[Recorded data]
■ ■ ■ ■ ■ ■ ■

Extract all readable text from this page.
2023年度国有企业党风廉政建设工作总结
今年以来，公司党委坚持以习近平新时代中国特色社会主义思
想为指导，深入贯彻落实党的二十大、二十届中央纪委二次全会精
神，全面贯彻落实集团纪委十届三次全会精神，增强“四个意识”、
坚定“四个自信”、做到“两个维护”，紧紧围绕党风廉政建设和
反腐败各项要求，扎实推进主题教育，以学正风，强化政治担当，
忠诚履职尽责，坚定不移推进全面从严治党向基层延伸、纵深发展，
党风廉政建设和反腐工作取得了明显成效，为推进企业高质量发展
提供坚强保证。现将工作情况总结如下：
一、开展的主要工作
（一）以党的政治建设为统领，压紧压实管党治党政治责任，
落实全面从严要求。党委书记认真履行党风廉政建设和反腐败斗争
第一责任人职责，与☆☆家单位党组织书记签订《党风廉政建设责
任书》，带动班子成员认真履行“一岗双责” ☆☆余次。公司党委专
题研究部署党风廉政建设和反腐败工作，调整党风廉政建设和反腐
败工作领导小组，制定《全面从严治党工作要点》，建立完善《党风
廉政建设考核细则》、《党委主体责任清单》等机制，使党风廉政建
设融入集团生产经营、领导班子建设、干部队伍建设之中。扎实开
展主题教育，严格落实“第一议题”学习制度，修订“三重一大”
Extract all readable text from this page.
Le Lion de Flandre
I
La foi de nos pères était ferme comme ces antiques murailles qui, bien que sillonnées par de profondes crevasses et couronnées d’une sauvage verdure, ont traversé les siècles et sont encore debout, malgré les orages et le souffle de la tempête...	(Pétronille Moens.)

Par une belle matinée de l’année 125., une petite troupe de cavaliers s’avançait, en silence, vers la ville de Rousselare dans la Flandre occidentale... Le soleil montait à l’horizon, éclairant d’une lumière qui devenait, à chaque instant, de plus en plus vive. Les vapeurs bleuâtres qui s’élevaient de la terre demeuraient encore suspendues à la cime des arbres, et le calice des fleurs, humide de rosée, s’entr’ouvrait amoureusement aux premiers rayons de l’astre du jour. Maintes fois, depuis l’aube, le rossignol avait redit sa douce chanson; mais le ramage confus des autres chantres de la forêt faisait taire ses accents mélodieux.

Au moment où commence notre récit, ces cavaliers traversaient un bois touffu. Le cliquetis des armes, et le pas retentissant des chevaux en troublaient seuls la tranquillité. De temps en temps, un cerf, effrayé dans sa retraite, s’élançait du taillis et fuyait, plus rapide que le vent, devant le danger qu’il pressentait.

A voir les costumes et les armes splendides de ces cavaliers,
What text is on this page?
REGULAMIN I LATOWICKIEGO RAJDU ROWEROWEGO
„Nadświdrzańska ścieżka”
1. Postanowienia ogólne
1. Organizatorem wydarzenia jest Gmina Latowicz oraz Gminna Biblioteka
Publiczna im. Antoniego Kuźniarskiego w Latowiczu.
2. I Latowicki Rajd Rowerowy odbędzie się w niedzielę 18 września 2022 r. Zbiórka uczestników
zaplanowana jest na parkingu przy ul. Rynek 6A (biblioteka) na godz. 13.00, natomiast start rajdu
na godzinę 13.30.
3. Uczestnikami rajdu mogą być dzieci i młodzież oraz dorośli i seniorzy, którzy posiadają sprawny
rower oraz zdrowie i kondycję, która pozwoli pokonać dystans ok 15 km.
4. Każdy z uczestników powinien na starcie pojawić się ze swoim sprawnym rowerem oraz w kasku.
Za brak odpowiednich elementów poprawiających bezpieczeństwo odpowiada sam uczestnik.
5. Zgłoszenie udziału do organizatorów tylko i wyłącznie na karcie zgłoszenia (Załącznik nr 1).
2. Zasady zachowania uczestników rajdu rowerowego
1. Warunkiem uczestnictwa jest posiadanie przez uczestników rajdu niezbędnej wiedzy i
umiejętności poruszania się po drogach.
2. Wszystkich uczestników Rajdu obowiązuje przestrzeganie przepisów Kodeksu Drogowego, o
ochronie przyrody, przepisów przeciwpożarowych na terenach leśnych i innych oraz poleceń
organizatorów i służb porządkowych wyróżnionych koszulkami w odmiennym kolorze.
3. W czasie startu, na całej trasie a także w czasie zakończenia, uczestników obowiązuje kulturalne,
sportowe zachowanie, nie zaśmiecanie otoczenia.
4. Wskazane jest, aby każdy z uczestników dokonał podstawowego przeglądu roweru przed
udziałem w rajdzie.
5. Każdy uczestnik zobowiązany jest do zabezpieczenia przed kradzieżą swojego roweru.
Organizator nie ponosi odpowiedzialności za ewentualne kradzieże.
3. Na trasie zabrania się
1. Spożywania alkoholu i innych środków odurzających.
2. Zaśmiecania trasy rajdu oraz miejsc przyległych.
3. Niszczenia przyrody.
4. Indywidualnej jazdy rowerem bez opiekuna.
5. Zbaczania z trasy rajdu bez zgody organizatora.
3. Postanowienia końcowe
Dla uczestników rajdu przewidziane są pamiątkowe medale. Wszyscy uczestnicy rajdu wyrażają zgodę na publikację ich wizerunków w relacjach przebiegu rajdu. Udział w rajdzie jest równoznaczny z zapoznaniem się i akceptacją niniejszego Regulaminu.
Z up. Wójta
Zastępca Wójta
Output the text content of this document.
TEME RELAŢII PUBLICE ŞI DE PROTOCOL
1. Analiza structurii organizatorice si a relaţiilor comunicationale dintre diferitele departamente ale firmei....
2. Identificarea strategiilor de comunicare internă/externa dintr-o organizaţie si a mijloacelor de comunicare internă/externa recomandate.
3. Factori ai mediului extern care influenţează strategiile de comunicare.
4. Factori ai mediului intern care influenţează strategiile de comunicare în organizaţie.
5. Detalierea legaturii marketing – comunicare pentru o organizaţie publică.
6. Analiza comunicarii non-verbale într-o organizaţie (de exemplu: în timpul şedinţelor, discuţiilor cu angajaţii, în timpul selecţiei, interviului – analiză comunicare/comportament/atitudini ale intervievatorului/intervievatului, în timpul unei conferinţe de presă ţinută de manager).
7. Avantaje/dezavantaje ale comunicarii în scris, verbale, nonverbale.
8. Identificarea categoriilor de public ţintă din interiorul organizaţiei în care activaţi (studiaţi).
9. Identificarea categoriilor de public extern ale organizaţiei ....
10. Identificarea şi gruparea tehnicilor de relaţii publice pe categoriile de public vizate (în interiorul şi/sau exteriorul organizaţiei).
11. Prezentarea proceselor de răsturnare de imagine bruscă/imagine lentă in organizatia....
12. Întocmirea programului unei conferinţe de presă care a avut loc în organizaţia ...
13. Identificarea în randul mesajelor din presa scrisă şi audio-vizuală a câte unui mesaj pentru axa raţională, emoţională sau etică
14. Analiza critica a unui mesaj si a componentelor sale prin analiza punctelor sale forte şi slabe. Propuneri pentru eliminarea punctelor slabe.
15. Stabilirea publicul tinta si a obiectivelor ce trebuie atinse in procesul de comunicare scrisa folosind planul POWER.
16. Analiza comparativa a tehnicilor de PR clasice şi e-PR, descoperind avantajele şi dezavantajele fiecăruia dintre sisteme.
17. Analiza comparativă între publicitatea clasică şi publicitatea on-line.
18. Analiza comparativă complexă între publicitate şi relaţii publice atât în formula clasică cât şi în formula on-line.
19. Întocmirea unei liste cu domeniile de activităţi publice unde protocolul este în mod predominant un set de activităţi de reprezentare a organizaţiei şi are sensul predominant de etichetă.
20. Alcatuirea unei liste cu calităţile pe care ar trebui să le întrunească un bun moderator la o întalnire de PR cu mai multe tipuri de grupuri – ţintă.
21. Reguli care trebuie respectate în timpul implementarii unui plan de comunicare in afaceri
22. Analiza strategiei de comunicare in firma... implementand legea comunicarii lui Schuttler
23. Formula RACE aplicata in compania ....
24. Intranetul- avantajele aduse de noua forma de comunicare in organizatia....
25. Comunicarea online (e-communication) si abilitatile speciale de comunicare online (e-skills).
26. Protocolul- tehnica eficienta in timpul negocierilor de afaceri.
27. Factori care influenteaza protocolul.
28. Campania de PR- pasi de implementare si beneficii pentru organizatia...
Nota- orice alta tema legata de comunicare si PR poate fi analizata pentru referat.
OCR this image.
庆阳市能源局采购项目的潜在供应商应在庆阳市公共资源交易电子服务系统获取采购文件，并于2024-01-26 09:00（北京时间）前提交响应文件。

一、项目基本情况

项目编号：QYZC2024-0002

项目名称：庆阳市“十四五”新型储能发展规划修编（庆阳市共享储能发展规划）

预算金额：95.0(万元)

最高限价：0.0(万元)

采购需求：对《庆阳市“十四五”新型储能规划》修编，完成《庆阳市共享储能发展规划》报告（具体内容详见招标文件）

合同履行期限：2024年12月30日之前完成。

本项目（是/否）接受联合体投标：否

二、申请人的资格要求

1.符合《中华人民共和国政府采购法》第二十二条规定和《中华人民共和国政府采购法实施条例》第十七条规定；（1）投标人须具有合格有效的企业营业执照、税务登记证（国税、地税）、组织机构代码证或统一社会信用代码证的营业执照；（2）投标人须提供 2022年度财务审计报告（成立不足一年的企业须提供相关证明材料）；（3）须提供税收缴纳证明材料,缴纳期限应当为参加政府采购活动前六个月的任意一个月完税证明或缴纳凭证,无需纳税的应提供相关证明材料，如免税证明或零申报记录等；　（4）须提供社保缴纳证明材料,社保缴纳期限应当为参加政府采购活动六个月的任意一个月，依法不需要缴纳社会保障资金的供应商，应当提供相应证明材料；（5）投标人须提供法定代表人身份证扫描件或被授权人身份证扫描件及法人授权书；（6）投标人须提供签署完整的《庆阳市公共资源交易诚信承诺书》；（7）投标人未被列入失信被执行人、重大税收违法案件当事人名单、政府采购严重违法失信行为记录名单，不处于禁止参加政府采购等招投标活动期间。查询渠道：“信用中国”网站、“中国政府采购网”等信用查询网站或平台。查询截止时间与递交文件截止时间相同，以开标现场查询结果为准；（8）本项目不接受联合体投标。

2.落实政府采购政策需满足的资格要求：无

■ ■ ■ ■ ■ ■ ■

AIM OF THE TASK: Using the listing above, say how many of its lines contain the string "influenţează", giving nothing but the figure.

RIGHT ANSWER: 2